• [Figure contents as structured data]
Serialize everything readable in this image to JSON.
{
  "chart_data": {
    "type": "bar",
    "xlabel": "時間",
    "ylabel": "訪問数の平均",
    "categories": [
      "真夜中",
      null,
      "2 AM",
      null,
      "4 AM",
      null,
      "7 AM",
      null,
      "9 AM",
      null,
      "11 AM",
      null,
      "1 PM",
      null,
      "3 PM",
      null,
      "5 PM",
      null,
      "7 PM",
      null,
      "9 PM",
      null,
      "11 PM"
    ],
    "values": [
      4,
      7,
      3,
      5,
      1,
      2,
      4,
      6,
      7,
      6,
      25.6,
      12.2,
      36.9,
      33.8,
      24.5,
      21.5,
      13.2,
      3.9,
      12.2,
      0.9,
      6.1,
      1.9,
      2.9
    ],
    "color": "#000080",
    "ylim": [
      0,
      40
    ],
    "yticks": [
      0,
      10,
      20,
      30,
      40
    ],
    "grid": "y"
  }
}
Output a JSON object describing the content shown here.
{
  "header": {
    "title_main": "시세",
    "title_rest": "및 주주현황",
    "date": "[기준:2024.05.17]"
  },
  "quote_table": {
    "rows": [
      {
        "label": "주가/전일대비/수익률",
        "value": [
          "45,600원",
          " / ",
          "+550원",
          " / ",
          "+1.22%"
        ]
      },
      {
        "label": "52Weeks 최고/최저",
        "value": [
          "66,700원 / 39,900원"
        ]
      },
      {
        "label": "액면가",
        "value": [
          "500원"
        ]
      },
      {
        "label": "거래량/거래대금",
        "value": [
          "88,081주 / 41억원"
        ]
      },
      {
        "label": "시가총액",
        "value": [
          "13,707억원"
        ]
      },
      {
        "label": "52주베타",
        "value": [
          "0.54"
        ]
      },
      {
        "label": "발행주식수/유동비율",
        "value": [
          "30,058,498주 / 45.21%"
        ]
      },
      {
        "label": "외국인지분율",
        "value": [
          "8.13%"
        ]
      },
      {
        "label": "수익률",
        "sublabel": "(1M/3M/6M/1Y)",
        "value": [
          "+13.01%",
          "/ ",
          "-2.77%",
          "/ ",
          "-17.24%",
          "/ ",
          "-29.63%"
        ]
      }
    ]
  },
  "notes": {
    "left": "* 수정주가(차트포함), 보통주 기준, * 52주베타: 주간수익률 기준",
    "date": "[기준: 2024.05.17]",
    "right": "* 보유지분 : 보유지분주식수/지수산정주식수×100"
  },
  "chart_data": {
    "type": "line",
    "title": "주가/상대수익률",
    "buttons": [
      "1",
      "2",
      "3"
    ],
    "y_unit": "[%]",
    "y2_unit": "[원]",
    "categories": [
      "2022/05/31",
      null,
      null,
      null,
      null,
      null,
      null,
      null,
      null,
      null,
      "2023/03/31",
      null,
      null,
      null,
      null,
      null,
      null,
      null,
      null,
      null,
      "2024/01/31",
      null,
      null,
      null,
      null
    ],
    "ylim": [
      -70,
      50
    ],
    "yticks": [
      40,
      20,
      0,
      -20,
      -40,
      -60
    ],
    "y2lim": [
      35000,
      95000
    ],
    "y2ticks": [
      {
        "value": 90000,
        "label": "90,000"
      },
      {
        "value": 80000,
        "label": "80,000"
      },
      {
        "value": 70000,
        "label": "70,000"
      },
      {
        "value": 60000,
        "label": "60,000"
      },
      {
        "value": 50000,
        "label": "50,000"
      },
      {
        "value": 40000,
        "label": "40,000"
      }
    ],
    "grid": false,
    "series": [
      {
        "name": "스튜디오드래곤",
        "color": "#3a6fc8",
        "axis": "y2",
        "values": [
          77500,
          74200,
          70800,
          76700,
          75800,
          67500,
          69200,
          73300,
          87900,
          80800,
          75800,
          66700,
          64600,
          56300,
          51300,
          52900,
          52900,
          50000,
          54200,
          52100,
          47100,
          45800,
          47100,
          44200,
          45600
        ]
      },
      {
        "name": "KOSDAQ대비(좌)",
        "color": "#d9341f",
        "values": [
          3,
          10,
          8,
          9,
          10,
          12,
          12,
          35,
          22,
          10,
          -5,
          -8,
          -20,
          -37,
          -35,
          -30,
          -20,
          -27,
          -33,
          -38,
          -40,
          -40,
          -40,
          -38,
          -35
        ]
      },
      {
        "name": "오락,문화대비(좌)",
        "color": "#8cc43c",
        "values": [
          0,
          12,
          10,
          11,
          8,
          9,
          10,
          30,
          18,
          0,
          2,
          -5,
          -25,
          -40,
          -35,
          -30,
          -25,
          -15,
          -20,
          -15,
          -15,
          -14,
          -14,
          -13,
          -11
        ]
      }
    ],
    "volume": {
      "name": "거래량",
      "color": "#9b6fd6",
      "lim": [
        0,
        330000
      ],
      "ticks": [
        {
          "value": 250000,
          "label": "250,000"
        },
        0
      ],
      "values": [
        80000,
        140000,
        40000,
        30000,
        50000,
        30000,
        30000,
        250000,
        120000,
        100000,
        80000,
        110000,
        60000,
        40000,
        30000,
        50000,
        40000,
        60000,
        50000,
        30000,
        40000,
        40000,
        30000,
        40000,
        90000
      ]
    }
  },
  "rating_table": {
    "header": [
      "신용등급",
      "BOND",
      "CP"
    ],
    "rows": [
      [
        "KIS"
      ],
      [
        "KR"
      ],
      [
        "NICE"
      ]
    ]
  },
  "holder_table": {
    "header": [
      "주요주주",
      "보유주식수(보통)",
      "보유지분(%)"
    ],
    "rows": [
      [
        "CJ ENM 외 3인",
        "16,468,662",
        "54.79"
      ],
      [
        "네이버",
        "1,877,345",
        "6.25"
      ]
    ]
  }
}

• [TASK PROMPT] Copy out the material above in its entirety. Every detail must match.

• [EXERCISE RESPONSE]
Serialize everything readable in this image to JSON.
{
  "chart_data": {
    "type": "bar",
    "xlabel": "時間",
    "ylabel": "訪問数の平均",
    "categories": [
      "真夜中",
      null,
      "2 AM",
      null,
      "4 AM",
      null,
      "7 AM",
      null,
      "9 AM",
      null,
      "11 AM",
      null,
      "1 PM",
      null,
      "3 PM",
      null,
      "5 PM",
      null,
      "7 PM",
      null,
      "9 PM",
      null,
      "11 PM"
    ],
    "values": [
      4,
      7,
      3,
      5,
      1,
      2,
      4,
      6,
      7,
      6,
      25.6,
      12.2,
      36.9,
      33.8,
      24.5,
      21.5,
      13.2,
      3.9,
      12.2,
      0.9,
      6.1,
      1.9,
      2.9
    ],
    "color": "#000080",
    "ylim": [
      0,
      40
    ],
    "yticks": [
      0,
      10,
      20,
      30,
      40
    ],
    "grid": "y"
  }
}
Output a JSON object describing the content shown here.
{
  "header": {
    "title_main": "시세",
    "title_rest": "및 주주현황",
    "date": "[기준:2024.05.17]"
  },
  "quote_table": {
    "rows": [
      {
        "label": "주가/전일대비/수익률",
        "value": [
          "45,600원",
          " / ",
          "+550원",
          " / ",
          "+1.22%"
        ]
      },
      {
        "label": "52Weeks 최고/최저",
        "value": [
          "66,700원 / 39,900원"
        ]
      },
      {
        "label": "액면가",
        "value": [
          "500원"
        ]
      },
      {
        "label": "거래량/거래대금",
        "value": [
          "88,081주 / 41억원"
        ]
      },
      {
        "label": "시가총액",
        "value": [
          "13,707억원"
        ]
      },
      {
        "label": "52주베타",
        "value": [
          "0.54"
        ]
      },
      {
        "label": "발행주식수/유동비율",
        "value": [
          "30,058,498주 / 45.21%"
        ]
      },
      {
        "label": "외국인지분율",
        "value": [
          "8.13%"
        ]
      },
      {
        "label": "수익률",
        "sublabel": "(1M/3M/6M/1Y)",
        "value": [
          "+13.01%",
          "/ ",
          "-2.77%",
          "/ ",
          "-17.24%",
          "/ ",
          "-29.63%"
        ]
      }
    ]
  },
  "notes": {
    "left": "* 수정주가(차트포함), 보통주 기준, * 52주베타: 주간수익률 기준",
    "date": "[기준: 2024.05.17]",
    "right": "* 보유지분 : 보유지분주식수/지수산정주식수×100"
  },
  "chart_data": {
    "type": "line",
    "title": "주가/상대수익률",
    "buttons": [
      "1",
      "2",
      "3"
    ],
    "y_unit": "[%]",
    "y2_unit": "[원]",
    "categories": [
      "2022/05/31",
      null,
      null,
      null,
      null,
      null,
      null,
      null,
      null,
      null,
      "2023/03/31",
      null,
      null,
      null,
      null,
      null,
      null,
      null,
      null,
      null,
      "2024/01/31",
      null,
      null,
      null,
      null
    ],
    "ylim": [
      -70,
      50
    ],
    "yticks": [
      40,
      20,
      0,
      -20,
      -40,
      -60
    ],
    "y2lim": [
      35000,
      95000
    ],
    "y2ticks": [
      {
        "value": 90000,
        "label": "90,000"
      },
      {
        "value": 80000,
        "label": "80,000"
      },
      {
        "value": 70000,
        "label": "70,000"
      },
      {
        "value": 60000,
        "label": "60,000"
      },
      {
        "value": 50000,
        "label": "50,000"
      },
      {
        "value": 40000,
        "label": "40,000"
      }
    ],
    "grid": false,
    "series": [
      {
        "name": "스튜디오드래곤",
        "color": "#3a6fc8",
        "axis": "y2",
        "values": [
          77500,
          74200,
          70800,
          76700,
          75800,
          67500,
          69200,
          73300,
          87900,
          80800,
          75800,
          66700,
          64600,
          56300,
          51300,
          52900,
          52900,
          50000,
          54200,
          52100,
          47100,
          45800,
          47100,
          44200,
          45600
        ]
      },
      {
        "name": "KOSDAQ대비(좌)",
        "color": "#d9341f",
        "values": [
          3,
          10,
          8,
          9,
          10,
          12,
          12,
          35,
          22,
          10,
          -5,
          -8,
          -20,
          -37,
          -35,
          -30,
          -20,
          -27,
          -33,
          -38,
          -40,
          -40,
          -40,
          -38,
          -35
        ]
      },
      {
        "name": "오락,문화대비(좌)",
        "color": "#8cc43c",
        "values": [
          0,
          12,
          10,
          11,
          8,
          9,
          10,
          30,
          18,
          0,
          2,
          -5,
          -25,
          -40,
          -35,
          -30,
          -25,
          -15,
          -20,
          -15,
          -15,
          -14,
          -14,
          -13,
          -11
        ]
      }
    ],
    "volume": {
      "name": "거래량",
      "color": "#9b6fd6",
      "lim": [
        0,
        330000
      ],
      "ticks": [
        {
          "value": 250000,
          "label": "250,000"
        },
        0
      ],
      "values": [
        80000,
        140000,
        40000,
        30000,
        50000,
        30000,
        30000,
        250000,
        120000,
        100000,
        80000,
        110000,
        60000,
        40000,
        30000,
        50000,
        40000,
        60000,
        50000,
        30000,
        40000,
        40000,
        30000,
        40000,
        90000
      ]
    }
  },
  "rating_table": {
    "header": [
      "신용등급",
      "BOND",
      "CP"
    ],
    "rows": [
      [
        "KIS"
      ],
      [
        "KR"
      ],
      [
        "NICE"
      ]
    ]
  },
  "holder_table": {
    "header": [
      "주요주주",
      "보유주식수(보통)",
      "보유지분(%)"
    ],
    "rows": [
      [
        "CJ ENM 외 3인",
        "16,468,662",
        "54.79"
      ],
      [
        "네이버",
        "1,877,345",
        "6.25"
      ]
    ]
  }
}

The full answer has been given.